'''

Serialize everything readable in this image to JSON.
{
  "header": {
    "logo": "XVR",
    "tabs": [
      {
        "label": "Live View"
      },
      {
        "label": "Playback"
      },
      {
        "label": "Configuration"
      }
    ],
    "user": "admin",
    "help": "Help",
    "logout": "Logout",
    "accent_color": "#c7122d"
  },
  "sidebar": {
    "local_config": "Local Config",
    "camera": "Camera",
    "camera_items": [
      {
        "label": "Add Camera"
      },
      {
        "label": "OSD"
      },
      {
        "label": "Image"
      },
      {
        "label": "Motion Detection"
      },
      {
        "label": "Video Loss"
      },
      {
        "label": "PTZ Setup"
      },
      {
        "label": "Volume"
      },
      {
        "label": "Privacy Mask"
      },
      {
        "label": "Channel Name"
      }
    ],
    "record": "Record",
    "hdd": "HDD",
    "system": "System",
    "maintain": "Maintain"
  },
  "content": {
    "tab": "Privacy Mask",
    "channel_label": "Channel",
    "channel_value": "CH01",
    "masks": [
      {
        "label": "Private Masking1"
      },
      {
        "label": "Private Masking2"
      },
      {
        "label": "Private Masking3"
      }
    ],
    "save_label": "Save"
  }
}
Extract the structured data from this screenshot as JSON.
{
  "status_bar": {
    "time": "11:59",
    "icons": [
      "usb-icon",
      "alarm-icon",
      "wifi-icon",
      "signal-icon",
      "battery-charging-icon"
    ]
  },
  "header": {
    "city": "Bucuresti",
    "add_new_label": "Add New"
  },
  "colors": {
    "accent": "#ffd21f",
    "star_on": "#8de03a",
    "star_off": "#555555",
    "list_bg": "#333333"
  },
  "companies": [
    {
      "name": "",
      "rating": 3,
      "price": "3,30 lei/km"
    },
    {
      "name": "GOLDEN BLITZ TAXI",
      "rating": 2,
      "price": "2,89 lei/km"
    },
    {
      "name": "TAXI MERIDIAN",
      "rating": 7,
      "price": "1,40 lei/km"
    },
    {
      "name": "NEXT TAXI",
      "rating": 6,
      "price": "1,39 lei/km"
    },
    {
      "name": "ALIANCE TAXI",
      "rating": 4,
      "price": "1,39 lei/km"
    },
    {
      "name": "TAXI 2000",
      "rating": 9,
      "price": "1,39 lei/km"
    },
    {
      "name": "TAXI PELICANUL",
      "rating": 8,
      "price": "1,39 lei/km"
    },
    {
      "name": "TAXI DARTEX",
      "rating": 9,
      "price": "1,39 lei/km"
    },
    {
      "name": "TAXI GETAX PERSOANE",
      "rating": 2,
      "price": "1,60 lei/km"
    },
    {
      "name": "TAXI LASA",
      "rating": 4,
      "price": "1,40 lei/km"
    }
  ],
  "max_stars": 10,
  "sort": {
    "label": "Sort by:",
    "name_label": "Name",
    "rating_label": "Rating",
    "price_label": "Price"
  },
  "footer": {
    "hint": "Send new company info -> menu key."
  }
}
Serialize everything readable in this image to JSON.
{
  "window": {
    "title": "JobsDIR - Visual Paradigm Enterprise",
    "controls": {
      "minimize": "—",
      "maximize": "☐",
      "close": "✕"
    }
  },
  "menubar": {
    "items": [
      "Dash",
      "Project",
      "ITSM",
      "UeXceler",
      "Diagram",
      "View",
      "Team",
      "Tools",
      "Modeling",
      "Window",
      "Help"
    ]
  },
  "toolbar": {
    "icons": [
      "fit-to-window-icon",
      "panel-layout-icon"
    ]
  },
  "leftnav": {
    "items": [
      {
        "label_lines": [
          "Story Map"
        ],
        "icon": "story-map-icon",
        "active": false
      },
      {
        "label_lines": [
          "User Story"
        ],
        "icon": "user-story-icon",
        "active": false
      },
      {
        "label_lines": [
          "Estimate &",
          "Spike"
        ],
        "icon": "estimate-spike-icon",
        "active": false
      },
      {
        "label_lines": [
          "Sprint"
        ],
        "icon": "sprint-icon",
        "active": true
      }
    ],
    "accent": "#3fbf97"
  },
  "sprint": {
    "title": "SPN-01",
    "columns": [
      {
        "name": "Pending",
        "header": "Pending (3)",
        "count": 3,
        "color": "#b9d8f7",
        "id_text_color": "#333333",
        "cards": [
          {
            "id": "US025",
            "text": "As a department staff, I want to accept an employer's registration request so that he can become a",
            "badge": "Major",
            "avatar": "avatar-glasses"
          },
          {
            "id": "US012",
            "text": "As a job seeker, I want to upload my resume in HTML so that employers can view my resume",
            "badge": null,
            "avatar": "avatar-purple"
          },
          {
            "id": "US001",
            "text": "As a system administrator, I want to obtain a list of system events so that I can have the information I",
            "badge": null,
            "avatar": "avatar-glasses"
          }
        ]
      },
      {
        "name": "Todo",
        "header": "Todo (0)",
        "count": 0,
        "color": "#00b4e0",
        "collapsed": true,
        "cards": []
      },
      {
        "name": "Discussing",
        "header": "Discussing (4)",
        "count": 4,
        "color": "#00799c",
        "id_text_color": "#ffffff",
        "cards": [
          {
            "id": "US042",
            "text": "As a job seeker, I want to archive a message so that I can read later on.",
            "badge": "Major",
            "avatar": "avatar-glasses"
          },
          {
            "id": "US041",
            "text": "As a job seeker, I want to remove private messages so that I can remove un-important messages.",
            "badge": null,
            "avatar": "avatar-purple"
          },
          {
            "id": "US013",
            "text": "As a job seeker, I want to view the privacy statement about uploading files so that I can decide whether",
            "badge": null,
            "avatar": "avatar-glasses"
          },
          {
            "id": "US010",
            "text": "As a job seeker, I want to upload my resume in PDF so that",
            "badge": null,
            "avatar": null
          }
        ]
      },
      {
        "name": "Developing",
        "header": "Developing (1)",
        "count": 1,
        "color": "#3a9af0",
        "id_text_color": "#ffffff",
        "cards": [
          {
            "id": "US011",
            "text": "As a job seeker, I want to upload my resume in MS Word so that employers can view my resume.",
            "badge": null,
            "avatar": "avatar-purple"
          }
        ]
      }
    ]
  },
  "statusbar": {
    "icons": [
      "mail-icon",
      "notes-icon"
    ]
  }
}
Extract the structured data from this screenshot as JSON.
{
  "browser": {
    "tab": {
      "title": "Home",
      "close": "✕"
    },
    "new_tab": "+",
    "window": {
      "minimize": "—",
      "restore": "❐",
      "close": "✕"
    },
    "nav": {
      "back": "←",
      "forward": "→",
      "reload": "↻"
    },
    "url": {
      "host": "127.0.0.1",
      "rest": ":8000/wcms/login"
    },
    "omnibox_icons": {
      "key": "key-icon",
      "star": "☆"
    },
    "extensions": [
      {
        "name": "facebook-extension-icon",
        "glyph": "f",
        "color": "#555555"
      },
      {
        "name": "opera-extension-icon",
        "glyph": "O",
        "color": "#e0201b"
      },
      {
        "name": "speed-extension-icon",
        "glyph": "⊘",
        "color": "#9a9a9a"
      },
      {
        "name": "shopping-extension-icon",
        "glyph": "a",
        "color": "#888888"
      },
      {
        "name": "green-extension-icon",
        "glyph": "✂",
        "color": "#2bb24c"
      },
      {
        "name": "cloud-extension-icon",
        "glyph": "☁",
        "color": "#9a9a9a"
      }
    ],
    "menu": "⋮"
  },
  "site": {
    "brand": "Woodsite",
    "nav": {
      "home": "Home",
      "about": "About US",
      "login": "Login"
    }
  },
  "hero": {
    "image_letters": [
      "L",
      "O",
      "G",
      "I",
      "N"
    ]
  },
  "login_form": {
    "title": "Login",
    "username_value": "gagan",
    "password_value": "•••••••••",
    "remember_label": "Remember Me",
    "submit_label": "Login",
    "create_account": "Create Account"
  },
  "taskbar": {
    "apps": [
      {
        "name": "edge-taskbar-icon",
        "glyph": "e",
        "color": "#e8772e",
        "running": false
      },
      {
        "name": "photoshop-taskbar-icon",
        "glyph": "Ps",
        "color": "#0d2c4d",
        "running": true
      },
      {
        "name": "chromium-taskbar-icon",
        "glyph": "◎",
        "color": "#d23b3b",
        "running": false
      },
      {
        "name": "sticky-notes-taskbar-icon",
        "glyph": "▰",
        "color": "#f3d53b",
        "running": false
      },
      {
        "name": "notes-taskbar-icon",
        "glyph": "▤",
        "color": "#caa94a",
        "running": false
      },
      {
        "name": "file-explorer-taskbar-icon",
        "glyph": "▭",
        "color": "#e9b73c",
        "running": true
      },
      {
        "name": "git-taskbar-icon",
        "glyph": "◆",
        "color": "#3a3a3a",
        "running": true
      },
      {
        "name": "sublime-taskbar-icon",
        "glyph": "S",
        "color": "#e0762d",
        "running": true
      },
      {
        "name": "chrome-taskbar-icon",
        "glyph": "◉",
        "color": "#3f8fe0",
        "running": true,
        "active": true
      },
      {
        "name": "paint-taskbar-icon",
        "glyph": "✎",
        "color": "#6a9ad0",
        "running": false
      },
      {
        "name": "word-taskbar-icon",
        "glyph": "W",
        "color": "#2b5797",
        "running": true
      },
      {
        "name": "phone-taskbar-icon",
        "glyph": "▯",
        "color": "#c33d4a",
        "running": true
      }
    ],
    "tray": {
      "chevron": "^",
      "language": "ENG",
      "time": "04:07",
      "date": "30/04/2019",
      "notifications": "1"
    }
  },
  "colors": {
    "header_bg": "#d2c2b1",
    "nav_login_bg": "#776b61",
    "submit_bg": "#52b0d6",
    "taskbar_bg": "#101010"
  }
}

'''

DESCRIPTION OF THE TASK. Note every line above where the string "about" shows up, and copy those lines.

SOLUTION TO THIS TASK.
            "text": "As a job seeker, I want to view the privacy statement about uploading files so that I can decide whether",
      "about": "About US",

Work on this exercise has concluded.